Data entries for graphics
==================================================

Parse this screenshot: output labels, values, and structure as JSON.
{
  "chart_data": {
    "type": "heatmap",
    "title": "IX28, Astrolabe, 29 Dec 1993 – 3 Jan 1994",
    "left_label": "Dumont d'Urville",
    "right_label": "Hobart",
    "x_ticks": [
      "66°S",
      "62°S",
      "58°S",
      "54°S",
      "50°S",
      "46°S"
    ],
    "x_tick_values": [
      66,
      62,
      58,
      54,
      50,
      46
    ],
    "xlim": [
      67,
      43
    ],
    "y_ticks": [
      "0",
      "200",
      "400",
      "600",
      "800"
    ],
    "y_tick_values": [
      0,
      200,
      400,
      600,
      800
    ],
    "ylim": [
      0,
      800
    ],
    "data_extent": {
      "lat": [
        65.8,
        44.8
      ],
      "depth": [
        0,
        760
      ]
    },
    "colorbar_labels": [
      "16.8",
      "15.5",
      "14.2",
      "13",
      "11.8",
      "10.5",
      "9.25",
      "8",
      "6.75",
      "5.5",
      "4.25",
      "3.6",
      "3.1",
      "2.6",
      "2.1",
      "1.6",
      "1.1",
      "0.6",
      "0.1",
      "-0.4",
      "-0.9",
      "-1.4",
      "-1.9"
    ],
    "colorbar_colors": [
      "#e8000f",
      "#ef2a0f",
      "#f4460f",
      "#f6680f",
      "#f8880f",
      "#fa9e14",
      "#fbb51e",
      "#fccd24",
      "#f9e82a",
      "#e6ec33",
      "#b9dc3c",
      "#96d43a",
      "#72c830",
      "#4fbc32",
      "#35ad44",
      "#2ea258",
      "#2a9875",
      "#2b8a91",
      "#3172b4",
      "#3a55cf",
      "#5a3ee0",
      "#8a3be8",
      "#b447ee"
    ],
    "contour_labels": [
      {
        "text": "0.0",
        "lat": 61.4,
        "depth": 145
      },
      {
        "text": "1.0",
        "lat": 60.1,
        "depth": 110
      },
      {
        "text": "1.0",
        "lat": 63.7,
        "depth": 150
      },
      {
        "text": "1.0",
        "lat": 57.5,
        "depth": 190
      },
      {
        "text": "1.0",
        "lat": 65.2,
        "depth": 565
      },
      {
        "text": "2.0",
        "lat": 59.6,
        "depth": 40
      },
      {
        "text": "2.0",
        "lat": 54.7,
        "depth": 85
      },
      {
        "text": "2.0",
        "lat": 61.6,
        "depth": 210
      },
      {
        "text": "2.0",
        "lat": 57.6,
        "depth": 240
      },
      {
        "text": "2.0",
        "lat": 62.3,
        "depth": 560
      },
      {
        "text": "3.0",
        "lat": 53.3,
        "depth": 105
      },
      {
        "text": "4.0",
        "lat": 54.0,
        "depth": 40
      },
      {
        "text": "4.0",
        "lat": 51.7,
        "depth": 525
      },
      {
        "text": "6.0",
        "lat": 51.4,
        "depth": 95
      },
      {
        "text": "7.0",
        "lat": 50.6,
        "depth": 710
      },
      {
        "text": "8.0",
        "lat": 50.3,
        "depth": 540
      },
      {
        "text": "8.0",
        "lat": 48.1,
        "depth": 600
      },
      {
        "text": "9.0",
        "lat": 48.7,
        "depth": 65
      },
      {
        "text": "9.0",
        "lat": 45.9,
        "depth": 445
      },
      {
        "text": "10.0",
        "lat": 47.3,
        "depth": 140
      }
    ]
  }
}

==================================================

**WHAT TO DO**
Take the entries above and transcribe them in full.

**PROBLEM SOLUTION**
Parse this screenshot: output labels, values, and structure as JSON.
{
  "chart_data": {
    "type": "heatmap",
    "title": "IX28, Astrolabe, 29 Dec 1993 – 3 Jan 1994",
    "left_label": "Dumont d'Urville",
    "right_label": "Hobart",
    "x_ticks": [
      "66°S",
      "62°S",
      "58°S",
      "54°S",
      "50°S",
      "46°S"
    ],
    "x_tick_values": [
      66,
      62,
      58,
      54,
      50,
      46
    ],
    "xlim": [
      67,
      43
    ],
    "y_ticks": [
      "0",
      "200",
      "400",
      "600",
      "800"
    ],
    "y_tick_values": [
      0,
      200,
      400,
      600,
      800
    ],
    "ylim": [
      0,
      800
    ],
    "data_extent": {
      "lat": [
        65.8,
        44.8
      ],
      "depth": [
        0,
        760
      ]
    },
    "colorbar_labels": [
      "16.8",
      "15.5",
      "14.2",
      "13",
      "11.8",
      "10.5",
      "9.25",
      "8",
      "6.75",
      "5.5",
      "4.25",
      "3.6",
      "3.1",
      "2.6",
      "2.1",
      "1.6",
      "1.1",
      "0.6",
      "0.1",
      "-0.4",
      "-0.9",
      "-1.4",
      "-1.9"
    ],
    "colorbar_colors": [
      "#e8000f",
      "#ef2a0f",
      "#f4460f",
      "#f6680f",
      "#f8880f",
      "#fa9e14",
      "#fbb51e",
      "#fccd24",
      "#f9e82a",
      "#e6ec33",
      "#b9dc3c",
      "#96d43a",
      "#72c830",
      "#4fbc32",
      "#35ad44",
      "#2ea258",
      "#2a9875",
      "#2b8a91",
      "#3172b4",
      "#3a55cf",
      "#5a3ee0",
      "#8a3be8",
      "#b447ee"
    ],
    "contour_labels": [
      {
        "text": "0.0",
        "lat": 61.4,
        "depth": 145
      },
      {
        "text": "1.0",
        "lat": 60.1,
        "depth": 110
      },
      {
        "text": "1.0",
        "lat": 63.7,
        "depth": 150
      },
      {
        "text": "1.0",
        "lat": 57.5,
        "depth": 190
      },
      {
        "text": "1.0",
        "lat": 65.2,
        "depth": 565
      },
      {
        "text": "2.0",
        "lat": 59.6,
        "depth": 40
      },
      {
        "text": "2.0",
        "lat": 54.7,
        "depth": 85
      },
      {
        "text": "2.0",
        "lat": 61.6,
        "depth": 210
      },
      {
        "text": "2.0",
        "lat": 57.6,
        "depth": 240
      },
      {
        "text": "2.0",
        "lat": 62.3,
        "depth": 560
      },
      {
        "text": "3.0",
        "lat": 53.3,
        "depth": 105
      },
      {
        "text": "4.0",
        "lat": 54.0,
        "depth": 40
      },
      {
        "text": "4.0",
        "lat": 51.7,
        "depth": 525
      },
      {
        "text": "6.0",
        "lat": 51.4,
        "depth": 95
      },
      {
        "text": "7.0",
        "lat": 50.6,
        "depth": 710
      },
      {
        "text": "8.0",
        "lat": 50.3,
        "depth": 540
      },
      {
        "text": "8.0",
        "lat": 48.1,
        "depth": 600
      },
      {
        "text": "9.0",
        "lat": 48.7,
        "depth": 65
      },
      {
        "text": "9.0",
        "lat": 45.9,
        "depth": 445
      },
      {
        "text": "10.0",
        "lat": 47.3,
        "depth": 140
      }
    ]
  }
}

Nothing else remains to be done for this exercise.